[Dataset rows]
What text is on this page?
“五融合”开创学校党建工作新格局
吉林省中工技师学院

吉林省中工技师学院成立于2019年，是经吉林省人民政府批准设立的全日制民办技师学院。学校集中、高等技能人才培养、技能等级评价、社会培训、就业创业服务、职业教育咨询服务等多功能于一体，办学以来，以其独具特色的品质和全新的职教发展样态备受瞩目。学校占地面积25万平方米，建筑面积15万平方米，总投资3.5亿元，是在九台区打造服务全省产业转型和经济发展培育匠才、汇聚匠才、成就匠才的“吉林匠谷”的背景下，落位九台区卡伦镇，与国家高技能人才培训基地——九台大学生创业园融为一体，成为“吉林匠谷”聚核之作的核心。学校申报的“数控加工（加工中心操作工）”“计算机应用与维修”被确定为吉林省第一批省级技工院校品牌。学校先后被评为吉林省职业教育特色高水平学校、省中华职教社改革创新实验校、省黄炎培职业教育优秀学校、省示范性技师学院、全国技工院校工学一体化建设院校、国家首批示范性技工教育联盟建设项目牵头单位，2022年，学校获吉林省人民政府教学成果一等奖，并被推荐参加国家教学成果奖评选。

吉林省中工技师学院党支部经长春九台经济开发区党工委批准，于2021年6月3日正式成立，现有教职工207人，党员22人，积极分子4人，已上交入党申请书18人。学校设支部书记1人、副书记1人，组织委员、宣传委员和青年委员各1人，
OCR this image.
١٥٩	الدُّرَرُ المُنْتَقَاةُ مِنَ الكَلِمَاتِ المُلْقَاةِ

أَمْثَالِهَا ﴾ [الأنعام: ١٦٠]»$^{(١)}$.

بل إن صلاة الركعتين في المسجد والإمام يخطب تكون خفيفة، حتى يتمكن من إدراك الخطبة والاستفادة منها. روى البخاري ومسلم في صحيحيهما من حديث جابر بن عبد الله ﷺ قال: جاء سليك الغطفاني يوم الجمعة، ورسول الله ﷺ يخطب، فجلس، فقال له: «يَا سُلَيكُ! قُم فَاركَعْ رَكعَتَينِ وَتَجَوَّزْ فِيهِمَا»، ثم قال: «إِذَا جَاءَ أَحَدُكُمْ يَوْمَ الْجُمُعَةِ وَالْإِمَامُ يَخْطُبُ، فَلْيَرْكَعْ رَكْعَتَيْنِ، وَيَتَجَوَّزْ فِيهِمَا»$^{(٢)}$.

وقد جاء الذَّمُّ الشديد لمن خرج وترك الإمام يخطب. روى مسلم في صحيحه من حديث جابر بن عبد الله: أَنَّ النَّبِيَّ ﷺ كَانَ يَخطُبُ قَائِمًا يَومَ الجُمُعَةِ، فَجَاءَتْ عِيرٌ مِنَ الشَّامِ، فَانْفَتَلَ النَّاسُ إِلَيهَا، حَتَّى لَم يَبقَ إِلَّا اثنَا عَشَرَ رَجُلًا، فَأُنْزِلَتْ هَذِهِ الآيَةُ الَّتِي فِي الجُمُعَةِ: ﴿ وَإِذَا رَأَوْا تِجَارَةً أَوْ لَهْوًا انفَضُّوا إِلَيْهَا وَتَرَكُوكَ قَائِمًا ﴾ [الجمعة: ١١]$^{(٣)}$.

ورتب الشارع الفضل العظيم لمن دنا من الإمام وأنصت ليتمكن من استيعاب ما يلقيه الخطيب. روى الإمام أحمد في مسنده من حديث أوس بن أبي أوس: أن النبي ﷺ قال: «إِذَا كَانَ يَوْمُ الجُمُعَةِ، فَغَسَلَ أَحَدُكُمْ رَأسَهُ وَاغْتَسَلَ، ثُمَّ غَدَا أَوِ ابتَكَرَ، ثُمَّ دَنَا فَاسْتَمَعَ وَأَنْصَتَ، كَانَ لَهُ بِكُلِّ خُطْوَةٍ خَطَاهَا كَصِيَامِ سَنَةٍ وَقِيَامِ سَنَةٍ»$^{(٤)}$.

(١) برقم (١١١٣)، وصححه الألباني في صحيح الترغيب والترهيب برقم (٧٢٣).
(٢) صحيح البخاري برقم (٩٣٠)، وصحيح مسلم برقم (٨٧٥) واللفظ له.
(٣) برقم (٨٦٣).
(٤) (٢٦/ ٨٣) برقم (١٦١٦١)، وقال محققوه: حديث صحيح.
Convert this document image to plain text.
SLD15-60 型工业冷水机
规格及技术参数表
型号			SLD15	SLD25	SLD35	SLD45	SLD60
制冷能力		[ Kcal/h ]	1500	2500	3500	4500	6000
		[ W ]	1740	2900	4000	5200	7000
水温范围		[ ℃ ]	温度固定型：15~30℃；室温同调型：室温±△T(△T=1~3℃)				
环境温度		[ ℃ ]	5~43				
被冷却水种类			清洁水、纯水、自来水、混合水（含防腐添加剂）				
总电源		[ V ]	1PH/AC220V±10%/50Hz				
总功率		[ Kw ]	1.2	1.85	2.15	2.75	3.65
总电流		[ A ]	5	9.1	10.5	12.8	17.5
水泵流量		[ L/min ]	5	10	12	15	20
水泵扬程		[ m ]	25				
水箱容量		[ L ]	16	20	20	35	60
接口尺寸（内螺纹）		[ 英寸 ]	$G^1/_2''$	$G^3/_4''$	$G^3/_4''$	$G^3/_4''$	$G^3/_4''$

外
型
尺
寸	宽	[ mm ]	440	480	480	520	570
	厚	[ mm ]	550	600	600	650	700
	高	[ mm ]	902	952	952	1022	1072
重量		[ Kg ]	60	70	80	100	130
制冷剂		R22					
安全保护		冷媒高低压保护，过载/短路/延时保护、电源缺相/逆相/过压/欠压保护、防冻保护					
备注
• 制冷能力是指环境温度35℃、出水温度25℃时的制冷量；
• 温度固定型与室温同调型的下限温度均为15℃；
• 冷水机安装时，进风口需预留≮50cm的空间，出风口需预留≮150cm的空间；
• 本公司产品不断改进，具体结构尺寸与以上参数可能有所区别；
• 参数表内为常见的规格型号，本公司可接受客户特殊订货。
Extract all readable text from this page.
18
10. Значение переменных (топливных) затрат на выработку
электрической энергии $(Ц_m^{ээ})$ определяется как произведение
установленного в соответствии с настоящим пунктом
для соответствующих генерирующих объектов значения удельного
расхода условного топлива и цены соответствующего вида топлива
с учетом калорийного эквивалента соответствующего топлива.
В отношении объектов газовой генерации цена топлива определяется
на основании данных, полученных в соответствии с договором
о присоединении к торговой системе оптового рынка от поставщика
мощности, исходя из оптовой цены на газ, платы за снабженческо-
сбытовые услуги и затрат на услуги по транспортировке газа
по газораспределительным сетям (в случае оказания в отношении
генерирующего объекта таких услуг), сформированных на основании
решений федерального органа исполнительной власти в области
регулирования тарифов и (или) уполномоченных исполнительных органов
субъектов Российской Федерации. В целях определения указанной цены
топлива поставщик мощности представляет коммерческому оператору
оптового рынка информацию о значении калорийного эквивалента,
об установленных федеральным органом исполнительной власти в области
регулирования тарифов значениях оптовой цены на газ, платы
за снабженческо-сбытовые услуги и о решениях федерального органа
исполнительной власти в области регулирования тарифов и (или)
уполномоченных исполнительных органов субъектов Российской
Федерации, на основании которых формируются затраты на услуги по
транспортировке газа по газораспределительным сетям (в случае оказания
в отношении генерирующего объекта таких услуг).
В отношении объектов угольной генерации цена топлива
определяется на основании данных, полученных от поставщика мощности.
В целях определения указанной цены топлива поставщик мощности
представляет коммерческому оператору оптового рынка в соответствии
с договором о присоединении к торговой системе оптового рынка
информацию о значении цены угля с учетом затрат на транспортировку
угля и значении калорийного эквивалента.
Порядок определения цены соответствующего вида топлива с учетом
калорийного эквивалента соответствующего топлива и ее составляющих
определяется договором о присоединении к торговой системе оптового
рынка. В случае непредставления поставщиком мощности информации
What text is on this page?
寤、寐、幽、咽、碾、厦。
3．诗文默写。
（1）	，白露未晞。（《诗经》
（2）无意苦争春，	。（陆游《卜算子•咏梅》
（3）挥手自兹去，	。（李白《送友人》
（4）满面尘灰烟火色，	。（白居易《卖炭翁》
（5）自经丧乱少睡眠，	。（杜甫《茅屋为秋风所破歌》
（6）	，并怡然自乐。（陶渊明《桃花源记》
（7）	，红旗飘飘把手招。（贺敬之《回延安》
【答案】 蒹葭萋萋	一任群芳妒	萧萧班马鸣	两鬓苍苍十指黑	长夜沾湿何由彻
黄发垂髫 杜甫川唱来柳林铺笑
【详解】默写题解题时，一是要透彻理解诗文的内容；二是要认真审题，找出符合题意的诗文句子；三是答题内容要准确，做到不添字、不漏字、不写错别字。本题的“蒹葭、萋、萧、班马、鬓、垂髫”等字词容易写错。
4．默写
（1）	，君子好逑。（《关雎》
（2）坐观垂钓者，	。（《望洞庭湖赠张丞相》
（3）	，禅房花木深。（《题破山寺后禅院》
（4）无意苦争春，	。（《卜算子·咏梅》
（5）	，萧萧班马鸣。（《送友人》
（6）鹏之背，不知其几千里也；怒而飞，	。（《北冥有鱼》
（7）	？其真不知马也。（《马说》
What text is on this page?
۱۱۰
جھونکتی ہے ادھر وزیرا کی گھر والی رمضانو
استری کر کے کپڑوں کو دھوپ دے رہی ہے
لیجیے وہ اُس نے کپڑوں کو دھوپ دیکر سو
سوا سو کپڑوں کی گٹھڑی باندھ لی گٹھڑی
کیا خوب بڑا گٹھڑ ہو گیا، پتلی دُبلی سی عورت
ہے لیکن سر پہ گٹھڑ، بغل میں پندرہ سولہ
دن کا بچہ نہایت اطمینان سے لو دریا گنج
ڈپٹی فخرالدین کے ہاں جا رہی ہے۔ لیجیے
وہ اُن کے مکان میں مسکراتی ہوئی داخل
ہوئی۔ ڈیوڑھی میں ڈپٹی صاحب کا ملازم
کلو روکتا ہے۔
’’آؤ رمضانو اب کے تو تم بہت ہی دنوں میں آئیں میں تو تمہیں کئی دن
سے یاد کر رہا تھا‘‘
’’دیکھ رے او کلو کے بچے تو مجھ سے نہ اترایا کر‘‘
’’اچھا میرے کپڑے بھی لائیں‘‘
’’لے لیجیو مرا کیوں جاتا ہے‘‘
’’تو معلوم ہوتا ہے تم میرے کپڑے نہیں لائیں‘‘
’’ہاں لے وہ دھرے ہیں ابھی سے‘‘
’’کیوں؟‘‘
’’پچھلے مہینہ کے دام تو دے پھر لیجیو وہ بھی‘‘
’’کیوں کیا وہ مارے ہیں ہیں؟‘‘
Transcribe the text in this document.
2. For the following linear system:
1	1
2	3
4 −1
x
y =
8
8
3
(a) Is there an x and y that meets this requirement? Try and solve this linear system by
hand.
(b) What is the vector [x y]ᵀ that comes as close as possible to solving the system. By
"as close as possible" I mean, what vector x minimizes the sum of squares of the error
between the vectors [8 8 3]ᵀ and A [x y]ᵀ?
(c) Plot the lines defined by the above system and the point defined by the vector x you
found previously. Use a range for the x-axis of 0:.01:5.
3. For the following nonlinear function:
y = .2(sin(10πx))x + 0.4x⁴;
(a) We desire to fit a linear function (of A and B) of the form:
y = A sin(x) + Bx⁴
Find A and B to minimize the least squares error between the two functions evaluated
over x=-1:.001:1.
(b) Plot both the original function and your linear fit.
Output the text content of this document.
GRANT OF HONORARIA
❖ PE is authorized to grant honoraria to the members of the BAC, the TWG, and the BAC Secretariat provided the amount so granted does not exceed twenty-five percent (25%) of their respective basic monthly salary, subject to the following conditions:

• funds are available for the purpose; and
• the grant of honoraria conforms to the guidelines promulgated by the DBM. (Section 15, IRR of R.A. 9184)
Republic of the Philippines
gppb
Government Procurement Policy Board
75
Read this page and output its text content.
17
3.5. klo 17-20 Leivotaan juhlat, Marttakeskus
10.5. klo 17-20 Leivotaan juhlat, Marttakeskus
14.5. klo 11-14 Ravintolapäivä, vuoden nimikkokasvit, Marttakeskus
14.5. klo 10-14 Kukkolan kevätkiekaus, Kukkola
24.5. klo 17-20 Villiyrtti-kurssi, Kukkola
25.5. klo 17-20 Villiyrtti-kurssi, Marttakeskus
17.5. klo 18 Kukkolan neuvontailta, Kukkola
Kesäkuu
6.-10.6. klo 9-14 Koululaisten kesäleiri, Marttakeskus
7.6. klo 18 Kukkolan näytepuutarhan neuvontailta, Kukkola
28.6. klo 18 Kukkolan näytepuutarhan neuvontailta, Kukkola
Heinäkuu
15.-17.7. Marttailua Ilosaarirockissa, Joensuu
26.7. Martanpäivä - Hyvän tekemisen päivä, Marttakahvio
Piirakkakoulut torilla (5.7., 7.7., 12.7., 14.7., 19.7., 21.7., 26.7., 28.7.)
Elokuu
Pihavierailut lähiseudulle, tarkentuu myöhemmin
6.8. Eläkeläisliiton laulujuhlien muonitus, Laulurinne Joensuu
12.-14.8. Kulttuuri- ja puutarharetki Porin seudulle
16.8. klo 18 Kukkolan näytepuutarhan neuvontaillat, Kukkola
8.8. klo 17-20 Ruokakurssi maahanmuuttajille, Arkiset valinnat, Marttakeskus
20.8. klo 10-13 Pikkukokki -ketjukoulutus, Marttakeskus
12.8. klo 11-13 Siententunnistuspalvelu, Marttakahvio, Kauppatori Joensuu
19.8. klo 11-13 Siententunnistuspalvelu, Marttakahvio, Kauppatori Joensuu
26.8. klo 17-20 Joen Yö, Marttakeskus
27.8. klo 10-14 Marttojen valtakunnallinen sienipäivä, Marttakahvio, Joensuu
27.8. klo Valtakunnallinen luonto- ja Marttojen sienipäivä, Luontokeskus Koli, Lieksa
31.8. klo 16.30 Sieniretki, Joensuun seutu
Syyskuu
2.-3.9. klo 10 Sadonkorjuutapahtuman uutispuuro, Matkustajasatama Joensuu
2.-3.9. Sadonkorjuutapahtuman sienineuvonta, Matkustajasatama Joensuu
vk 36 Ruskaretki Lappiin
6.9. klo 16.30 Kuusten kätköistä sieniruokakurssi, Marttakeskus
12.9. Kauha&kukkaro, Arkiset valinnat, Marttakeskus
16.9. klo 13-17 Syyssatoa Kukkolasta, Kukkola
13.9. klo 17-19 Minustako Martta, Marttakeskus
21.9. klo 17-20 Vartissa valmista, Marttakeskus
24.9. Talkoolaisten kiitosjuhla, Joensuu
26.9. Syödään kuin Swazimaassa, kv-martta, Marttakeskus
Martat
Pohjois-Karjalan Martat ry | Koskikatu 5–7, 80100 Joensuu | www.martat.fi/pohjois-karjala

**TASK INSTRUCTIONS:**
Working from the material above, state how many lines contain "Kukkolan"; give only the number.

**THE RESULT:**
5